Written request ▸
Take each line that has the word "Same" and return it.

▬▬▬▬▬▬▬▬▬▬

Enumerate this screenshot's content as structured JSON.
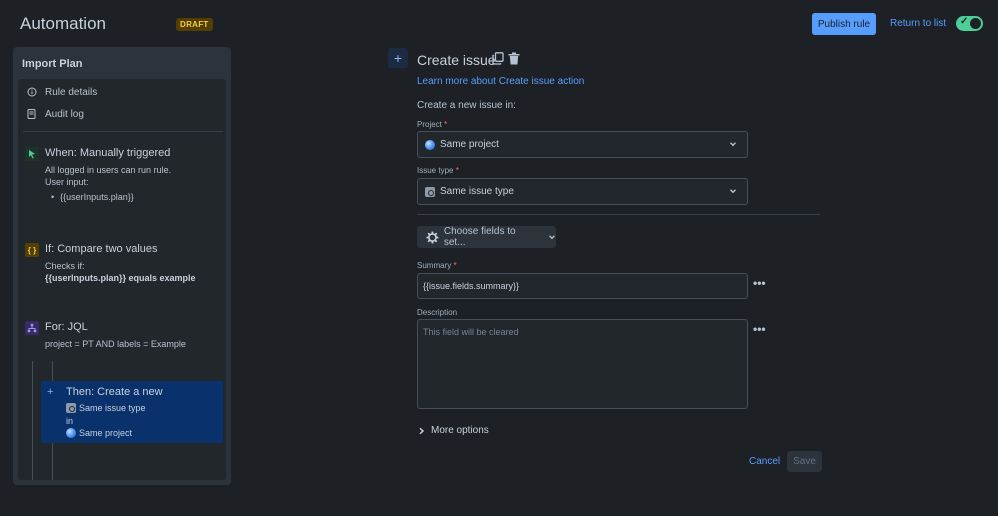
{
  "header": {
    "app_title": "Automation",
    "draft_badge": "DRAFT",
    "publish_label": "Publish rule",
    "return_label": "Return to list",
    "toggle_on": true
  },
  "sidebar": {
    "title": "Import Plan",
    "nav": [
      {
        "label": "Rule details",
        "icon": "info-icon"
      },
      {
        "label": "Audit log",
        "icon": "document-icon"
      }
    ],
    "trigger": {
      "title": "When: Manually triggered",
      "line1": "All logged in users can run rule.",
      "line2": "User input:",
      "bullet": "{{userInputs.plan}}",
      "icon_color": "#4bce97"
    },
    "condition": {
      "title": "If: Compare two values",
      "line1": "Checks if:",
      "line2": "{{userInputs.plan}} equals example",
      "icon_text": "{ }",
      "icon_color": "#f5cd47"
    },
    "branch": {
      "title": "For: JQL",
      "line1": "project = PT AND labels = Example",
      "icon_color": "#9f8fef"
    },
    "action": {
      "plus": "+",
      "title": "Then: Create a new",
      "issue_type": "Same issue type",
      "in_label": "in",
      "project": "Same project"
    }
  },
  "main": {
    "add_label": "+",
    "title": "Create issue",
    "learn_link": "Learn more about Create issue action",
    "create_in": "Create a new issue in:",
    "project": {
      "label": "Project",
      "required": "*",
      "value": "Same project"
    },
    "issue_type": {
      "label": "Issue type",
      "required": "*",
      "value": "Same issue type"
    },
    "choose_fields": "Choose fields to set...",
    "summary": {
      "label": "Summary",
      "required": "*",
      "value": "{{issue.fields.summary}}"
    },
    "description": {
      "label": "Description",
      "placeholder": "This field will be cleared"
    },
    "more_options": "More options",
    "cancel_label": "Cancel",
    "save_label": "Save"
  },
  "colors": {
    "background": "#1d2125",
    "accent": "#579dff",
    "toggle": "#4bce97"
  }
}
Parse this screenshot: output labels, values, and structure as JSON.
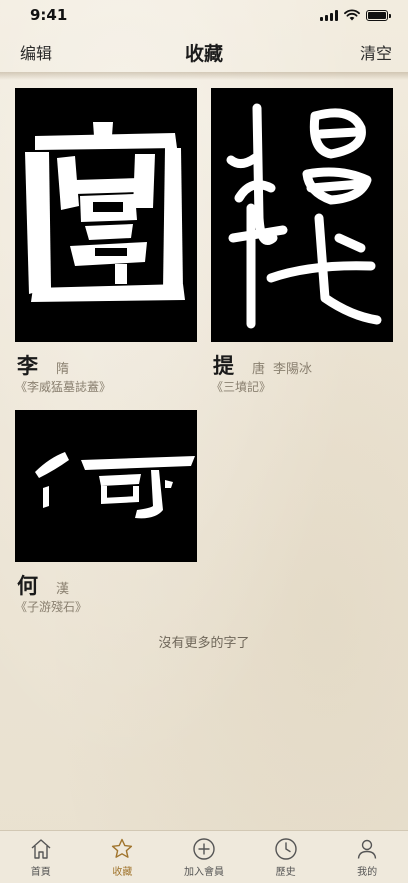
{
  "status_bar": {
    "time": "9:41"
  },
  "nav": {
    "left": "编辑",
    "title": "收藏",
    "right": "清空"
  },
  "cards": [
    {
      "char": "李",
      "dynasty": "隋",
      "author": "",
      "source": "《李威猛墓誌蓋》"
    },
    {
      "char": "提",
      "dynasty": "唐",
      "author": "李陽冰",
      "source": "《三墳記》"
    },
    {
      "char": "何",
      "dynasty": "漢",
      "author": "",
      "source": "《子游殘石》"
    }
  ],
  "footer_message": "沒有更多的字了",
  "tabs": [
    {
      "label": "首頁",
      "icon": "home-icon",
      "active": false
    },
    {
      "label": "收藏",
      "icon": "star-icon",
      "active": true
    },
    {
      "label": "加入會員",
      "icon": "plus-circle-icon",
      "active": false
    },
    {
      "label": "歷史",
      "icon": "clock-icon",
      "active": false
    },
    {
      "label": "我的",
      "icon": "user-icon",
      "active": false
    }
  ],
  "colors": {
    "accent": "#a0742c",
    "background": "#efe8da",
    "card_image": "#000000",
    "secondary_text": "#8a8070"
  }
}
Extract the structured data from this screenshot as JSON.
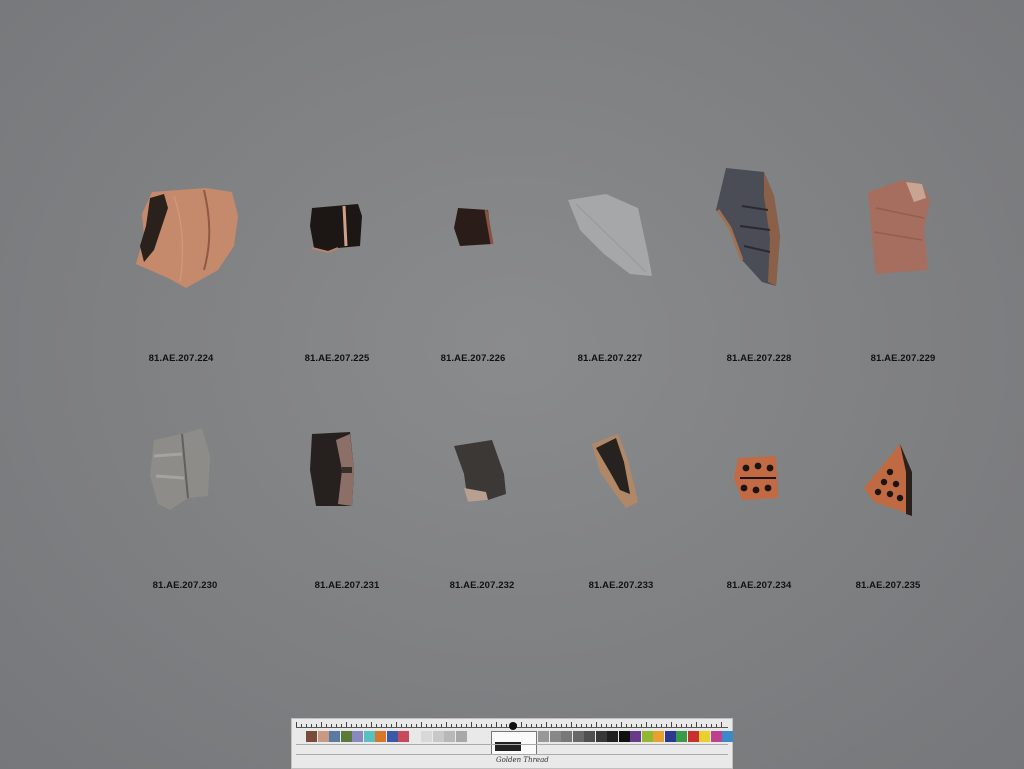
{
  "fragments": [
    {
      "label": "81.AE.207.224"
    },
    {
      "label": "81.AE.207.225"
    },
    {
      "label": "81.AE.207.226"
    },
    {
      "label": "81.AE.207.227"
    },
    {
      "label": "81.AE.207.228"
    },
    {
      "label": "81.AE.207.229"
    },
    {
      "label": "81.AE.207.230"
    },
    {
      "label": "81.AE.207.231"
    },
    {
      "label": "81.AE.207.232"
    },
    {
      "label": "81.AE.207.233"
    },
    {
      "label": "81.AE.207.234"
    },
    {
      "label": "81.AE.207.235"
    }
  ],
  "color_card": {
    "logo_text": "Golden Thread",
    "swatch_colors_left": [
      "#7a4a3a",
      "#c89a84",
      "#5c7aa0",
      "#5a7a3a",
      "#8a88c0",
      "#58c0c0",
      "#d8762a",
      "#3a5aa8",
      "#c84a5a",
      "#e8e8e8",
      "#d8d8d8",
      "#c8c8c8",
      "#b8b8b8",
      "#a8a8a8"
    ],
    "swatch_colors_right": [
      "#989898",
      "#888888",
      "#787878",
      "#686868",
      "#505050",
      "#383838",
      "#202020",
      "#101010",
      "#6a3a8a",
      "#90b830",
      "#e8a030",
      "#2a3a90",
      "#3a9a4a",
      "#c83030",
      "#e8d030",
      "#c04090",
      "#3a8ac8"
    ]
  }
}
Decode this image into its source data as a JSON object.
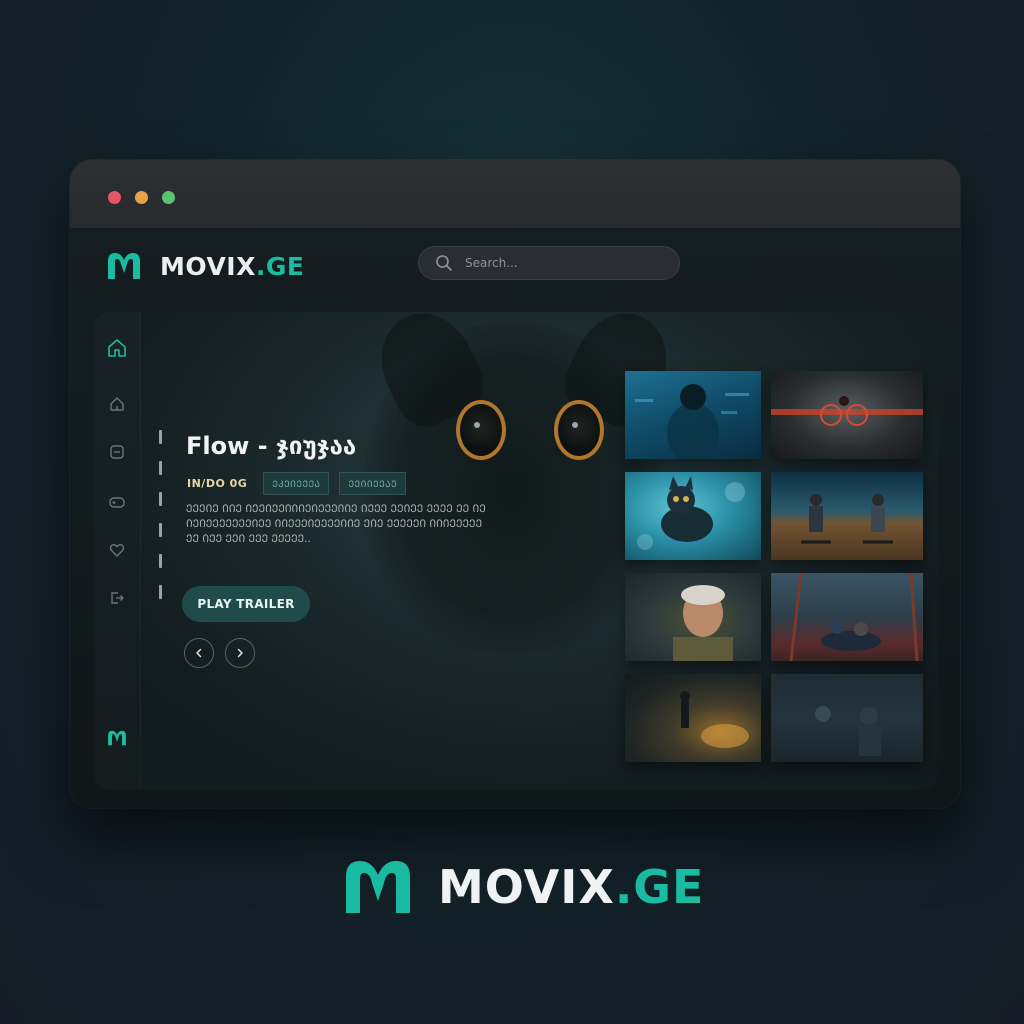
{
  "app": {
    "brand_main": "MOVIX",
    "brand_tld": ".GE",
    "accent_color": "#1bbba2"
  },
  "search": {
    "placeholder": "Search..."
  },
  "sidebar": {
    "items": [
      {
        "icon": "home-icon",
        "active": true
      },
      {
        "icon": "home-outline-icon",
        "active": false
      },
      {
        "icon": "tv-icon",
        "active": false
      },
      {
        "icon": "gamepad-icon",
        "active": false
      },
      {
        "icon": "heart-icon",
        "active": false
      },
      {
        "icon": "logout-icon",
        "active": false
      }
    ],
    "footer_icon": "brand-logo-icon"
  },
  "hero": {
    "title": "Flow - ჯიუჯაა",
    "meta": "IN/DO  0G",
    "tags": [
      "ᲔᲙᲔᲘᲔᲔᲔᲐ",
      "ᲔᲔᲘᲘᲔᲔᲐᲔ"
    ],
    "description": "ᲔᲔᲔᲘᲔ ᲘᲘᲔ ᲘᲔᲔᲘᲔᲔᲘᲘᲘᲔᲘᲔᲔᲔᲘᲘᲔ ᲘᲔᲔᲔ ᲔᲔᲘᲔᲔ ᲔᲔᲔᲔ ᲔᲔ ᲘᲔ ᲘᲔᲘᲔᲔᲔᲔᲔᲔᲔᲘᲔᲔ ᲘᲘᲔᲔᲔᲘᲔᲔᲔᲔᲘᲘᲔ ᲔᲘᲔ ᲔᲔᲔᲔᲔᲘ ᲘᲘᲘᲔᲔᲔᲔᲔ ᲔᲔ ᲘᲔᲔ ᲔᲔᲘ ᲔᲔᲔ ᲔᲔᲔᲔᲔ..",
    "play_label": "PLAY TRAILER",
    "prev_icon": "chevron-left-icon",
    "next_icon": "chevron-right-icon"
  },
  "thumbnails": [
    {
      "name": "thumbnail-figure-underwater",
      "row": 1,
      "col": 1
    },
    {
      "name": "thumbnail-red-bicycle",
      "row": 1,
      "col": 2
    },
    {
      "name": "thumbnail-cat-underwater",
      "row": 2,
      "col": 1
    },
    {
      "name": "thumbnail-beach-chairs",
      "row": 2,
      "col": 2
    },
    {
      "name": "thumbnail-old-man-portrait",
      "row": 3,
      "col": 1
    },
    {
      "name": "thumbnail-boat-scene",
      "row": 3,
      "col": 2
    },
    {
      "name": "thumbnail-fire-scene",
      "row": 4,
      "col": 1
    },
    {
      "name": "thumbnail-dark-room",
      "row": 4,
      "col": 2
    }
  ],
  "footer_brand": {
    "main": "MOVIX",
    "tld": ".GE"
  }
}
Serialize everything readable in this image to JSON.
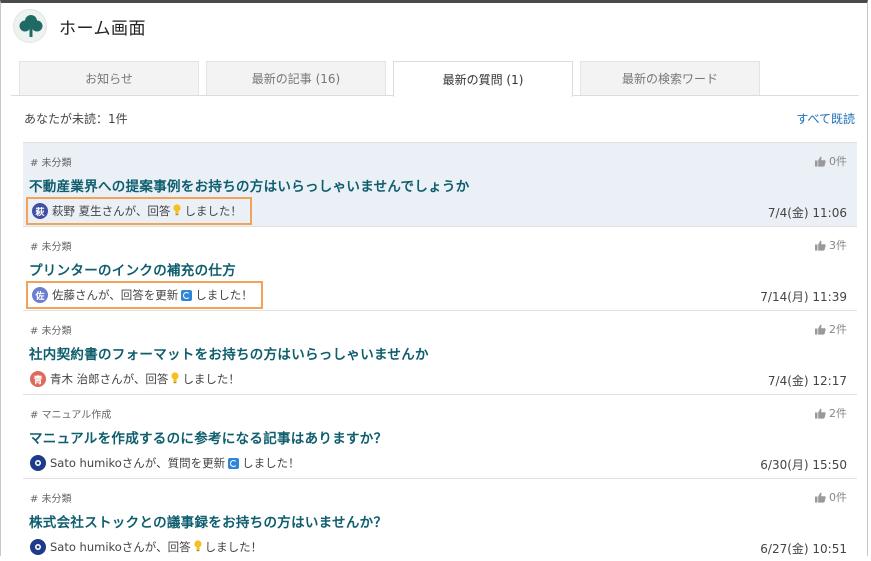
{
  "header": {
    "title": "ホーム画面"
  },
  "tabs": [
    {
      "label": "お知らせ",
      "active": false
    },
    {
      "label": "最新の記事 (16)",
      "active": false
    },
    {
      "label": "最新の質問 (1)",
      "active": true
    },
    {
      "label": "最新の検索ワード",
      "active": false
    }
  ],
  "summary": {
    "unread_text": "あなたが未読：1件",
    "mark_all_read": "すべて既読"
  },
  "items": [
    {
      "category": "# 未分類",
      "likes": "0件",
      "title": "不動産業界への提案事例をお持ちの方はいらっしゃいませんでしょうか",
      "avatar_char": "萩",
      "avatar_color": "#3f4fa3",
      "actor": "萩野 夏生さんが、回答",
      "action_suffix": "しました！",
      "icon": "bulb",
      "date": "7/4(金) 11:06",
      "unread": true,
      "highlight": true
    },
    {
      "category": "# 未分類",
      "likes": "3件",
      "title": "プリンターのインクの補充の仕方",
      "avatar_char": "佐",
      "avatar_color": "#6b7fd1",
      "actor": "佐藤さんが、回答を更新",
      "action_suffix": "しました！",
      "icon": "update",
      "date": "7/14(月) 11:39",
      "unread": false,
      "highlight": true
    },
    {
      "category": "# 未分類",
      "likes": "2件",
      "title": "社内契約書のフォーマットをお持ちの方はいらっしゃいませんか",
      "avatar_char": "青",
      "avatar_color": "#e06a5a",
      "actor": "青木 治郎さんが、回答",
      "action_suffix": "しました！",
      "icon": "bulb",
      "date": "7/4(金) 12:17",
      "unread": false,
      "highlight": false
    },
    {
      "category": "# マニュアル作成",
      "likes": "2件",
      "title": "マニュアルを作成するのに参考になる記事はありますか？",
      "avatar_char": "",
      "avatar_color": "#1d3b8a",
      "actor": "Sato humikoさんが、質問を更新",
      "action_suffix": "しました！",
      "icon": "update",
      "date": "6/30(月) 15:50",
      "unread": false,
      "highlight": false
    },
    {
      "category": "# 未分類",
      "likes": "0件",
      "title": "株式会社ストックとの議事録をお持ちの方はいませんか？",
      "avatar_char": "",
      "avatar_color": "#1d3b8a",
      "actor": "Sato humikoさんが、回答",
      "action_suffix": "しました！",
      "icon": "bulb",
      "date": "6/27(金) 10:51",
      "unread": false,
      "highlight": false
    }
  ],
  "colors": {
    "accent_link": "#1a6fb5",
    "title_text": "#0f5e6e",
    "highlight_border": "#f2a35a",
    "unread_bg": "#eaf0f6"
  }
}
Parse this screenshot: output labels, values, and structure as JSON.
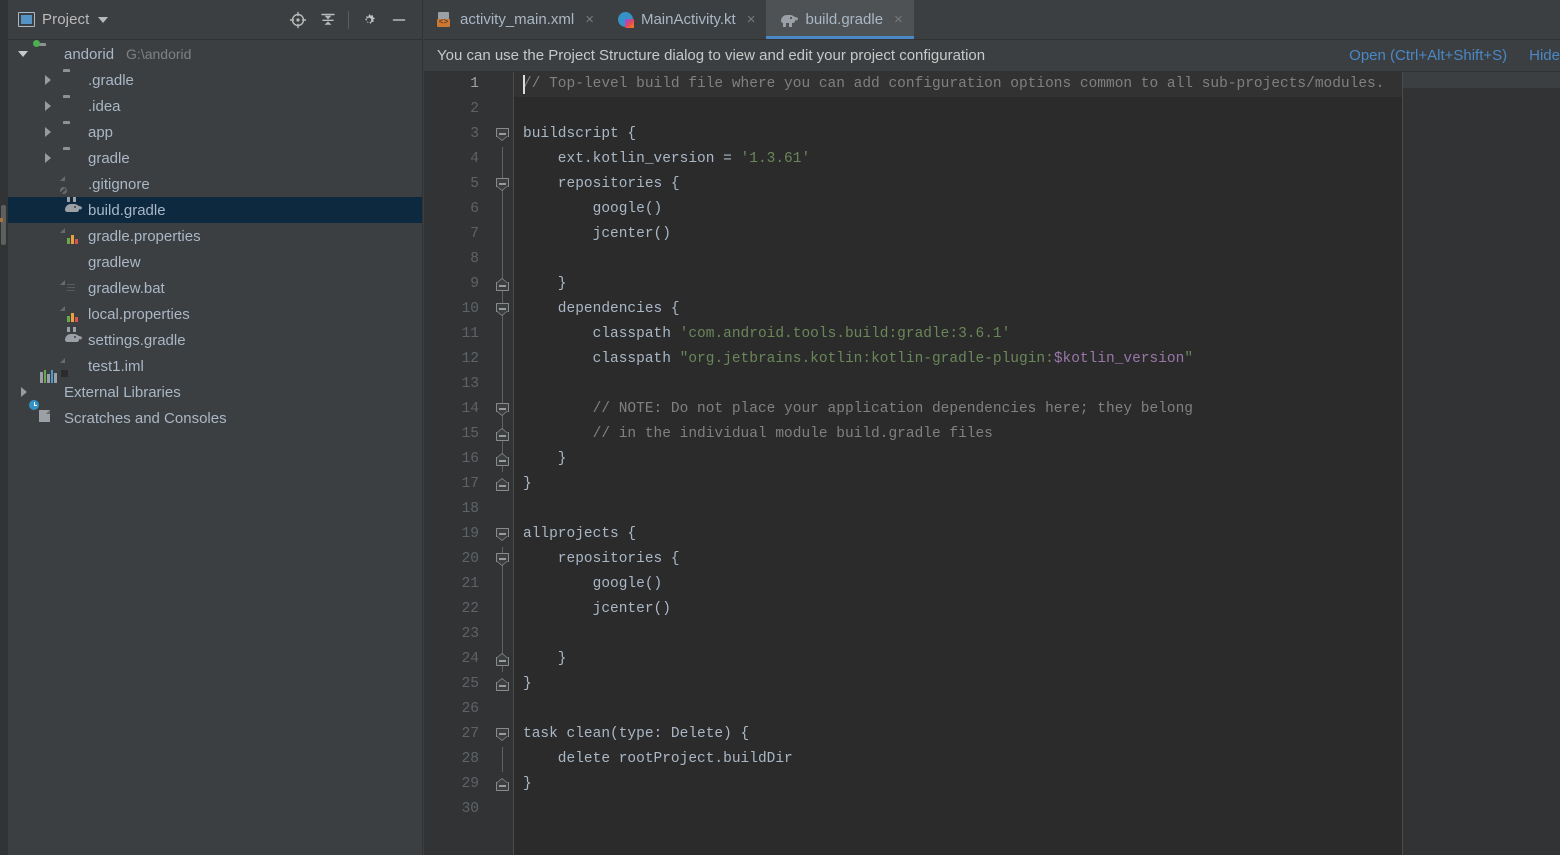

▬▬▬▬▬▬▬▬▬▬

Full output ▸
      "issue_type": "Same issue type",
      "project": "Same project"
      "value": "Same project"
      "value": "Same issue type"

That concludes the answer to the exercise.